[What you are asked to do] Would you set down every entry shown below, precisely as written?
# start of Data supplied
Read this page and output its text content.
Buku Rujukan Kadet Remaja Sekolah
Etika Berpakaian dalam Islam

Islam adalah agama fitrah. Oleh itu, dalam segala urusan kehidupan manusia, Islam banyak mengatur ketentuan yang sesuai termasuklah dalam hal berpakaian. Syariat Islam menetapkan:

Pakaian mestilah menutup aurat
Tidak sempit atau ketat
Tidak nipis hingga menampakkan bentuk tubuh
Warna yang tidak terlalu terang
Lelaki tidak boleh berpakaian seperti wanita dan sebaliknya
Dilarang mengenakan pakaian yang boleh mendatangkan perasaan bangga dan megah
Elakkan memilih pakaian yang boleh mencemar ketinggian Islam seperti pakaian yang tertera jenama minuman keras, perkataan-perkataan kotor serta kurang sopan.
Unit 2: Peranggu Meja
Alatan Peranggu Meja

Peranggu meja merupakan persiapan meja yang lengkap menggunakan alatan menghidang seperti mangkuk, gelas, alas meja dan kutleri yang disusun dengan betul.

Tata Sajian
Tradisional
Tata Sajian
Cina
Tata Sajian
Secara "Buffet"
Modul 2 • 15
# end of Data supplied
[Expected answer]
Read this page and output its text content.
Buku Rujukan Kadet Remaja Sekolah
Etika Berpakaian dalam Islam

Islam adalah agama fitrah. Oleh itu, dalam segala urusan kehidupan manusia, Islam banyak mengatur ketentuan yang sesuai termasuklah dalam hal berpakaian. Syariat Islam menetapkan:

Pakaian mestilah menutup aurat
Tidak sempit atau ketat
Tidak nipis hingga menampakkan bentuk tubuh
Warna yang tidak terlalu terang
Lelaki tidak boleh berpakaian seperti wanita dan sebaliknya
Dilarang mengenakan pakaian yang boleh mendatangkan perasaan bangga dan megah
Elakkan memilih pakaian yang boleh mencemar ketinggian Islam seperti pakaian yang tertera jenama minuman keras, perkataan-perkataan kotor serta kurang sopan.
Unit 2: Peranggu Meja
Alatan Peranggu Meja

Peranggu meja merupakan persiapan meja yang lengkap menggunakan alatan menghidang seperti mangkuk, gelas, alas meja dan kutleri yang disusun dengan betul.

Tata Sajian
Tradisional
Tata Sajian
Cina
Tata Sajian
Secara "Buffet"
Modul 2 • 15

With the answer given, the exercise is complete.